# [Data for this exercise]
>> Begin

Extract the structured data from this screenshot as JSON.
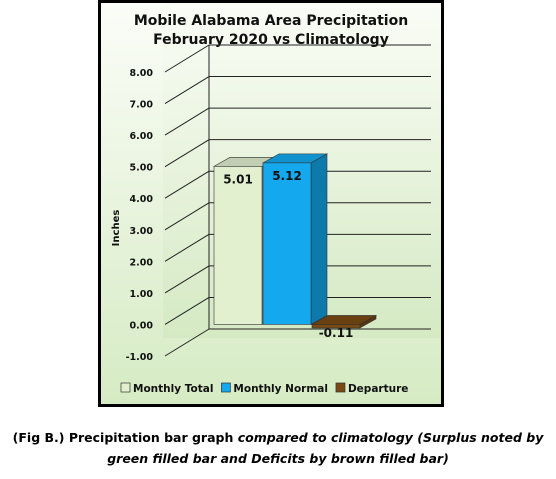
{
  "chart_data": {
    "type": "bar",
    "title": "Mobile Alabama Area Precipitation",
    "subtitle": "February 2020 vs Climatology",
    "ylabel": "Inches",
    "xlabel": "",
    "ylim": [
      -1.0,
      8.0
    ],
    "yticks": [
      "-1.00",
      "0.00",
      "1.00",
      "2.00",
      "3.00",
      "4.00",
      "5.00",
      "6.00",
      "7.00",
      "8.00"
    ],
    "series": [
      {
        "name": "Monthly Total",
        "value": 5.01,
        "label": "5.01",
        "color": "#e2f0d0"
      },
      {
        "name": "Monthly Normal",
        "value": 5.12,
        "label": "5.12",
        "color": "#14a9ee"
      },
      {
        "name": "Departure",
        "value": -0.11,
        "label": "-0.11",
        "color": "#7a4a12"
      }
    ],
    "legend_position": "bottom",
    "grid": true,
    "style": "3d"
  },
  "caption": {
    "line1_prefix": "(Fig B.) Precipitation  bar graph ",
    "line1_italic": "compared to climatology (Surplus noted by",
    "line2_italic": "green filled bar and Deficits by brown filled bar)"
  }
}
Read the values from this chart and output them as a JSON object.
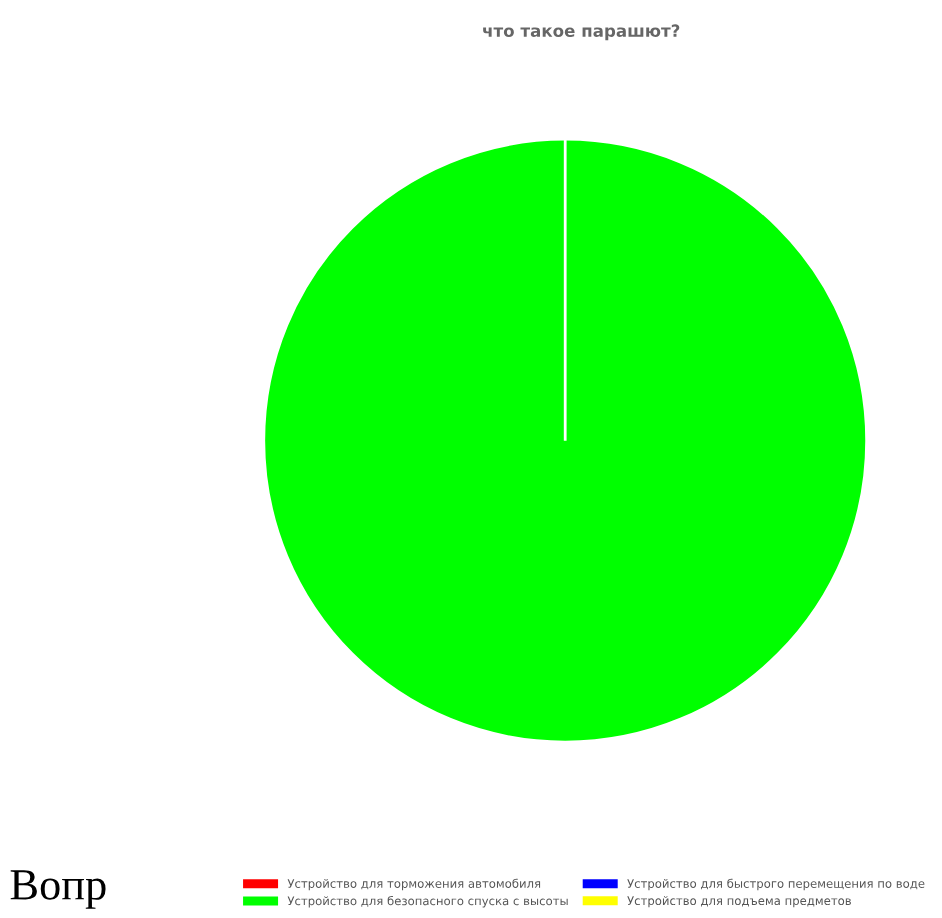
{
  "chart_data": {
    "type": "pie",
    "title": "что такое парашют?",
    "categories": [
      "Устройство для торможения автомобиля",
      "Устройство для быстрого перемещения по воде",
      "Устройство для безопасного спуска с высоты",
      "Устройство для подъема предметов"
    ],
    "values": [
      0,
      0,
      100,
      0
    ],
    "colors": [
      "#ff0000",
      "#0000ff",
      "#00ff00",
      "#ffff00"
    ],
    "legend": "bottom",
    "annotations": [
      "Вопр"
    ]
  }
}
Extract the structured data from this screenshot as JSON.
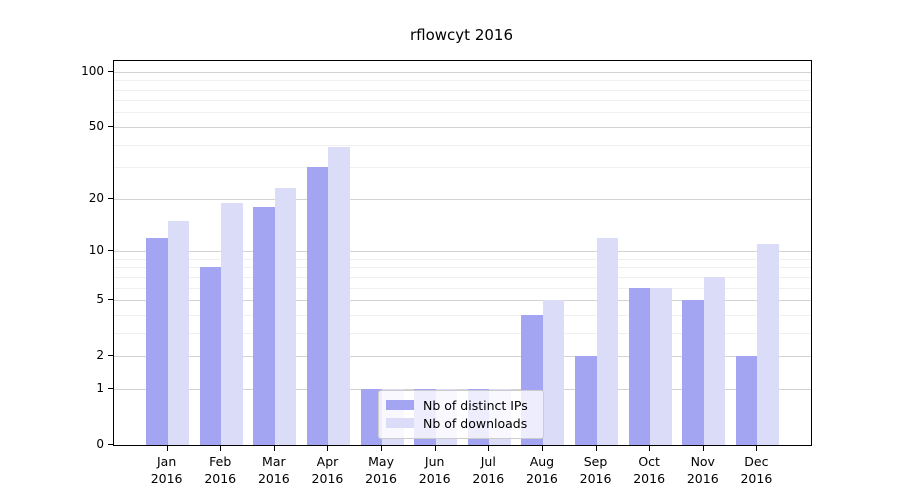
{
  "title": "rflowcyt 2016",
  "chart_data": {
    "type": "bar",
    "title": "rflowcyt 2016",
    "categories": [
      "Jan",
      "Feb",
      "Mar",
      "Apr",
      "May",
      "Jun",
      "Jul",
      "Aug",
      "Sep",
      "Oct",
      "Nov",
      "Dec"
    ],
    "year_label": "2016",
    "series": [
      {
        "name": "Nb of distinct IPs",
        "color": "#a3a5f2",
        "values": [
          12,
          8,
          18,
          30,
          1,
          1,
          1,
          4,
          2,
          6,
          5,
          2
        ]
      },
      {
        "name": "Nb of downloads",
        "color": "#dbdcf8",
        "values": [
          15,
          19,
          23,
          39,
          1,
          1,
          1,
          5,
          12,
          6,
          7,
          11
        ]
      }
    ],
    "y_axis": {
      "scale": "log1p",
      "tick_labels": [
        0,
        1,
        2,
        5,
        10,
        20,
        50,
        100
      ],
      "minor_gridlines": [
        3,
        4,
        6,
        7,
        8,
        9,
        30,
        40,
        60,
        70,
        80,
        90
      ],
      "range_max": 100
    },
    "legend_position": "inside-bottom-center",
    "grid": true
  },
  "colors": {
    "major_grid": "#d3d3d3",
    "minor_grid": "#efefef",
    "axis": "#000000",
    "background": "#ffffff"
  }
}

>> End

# [Task requirements]
Lines containing the word "rflowcyt" must all be returned from the material above.

# [Complete response]
  "title": "rflowcyt 2016",
    "title": "rflowcyt 2016",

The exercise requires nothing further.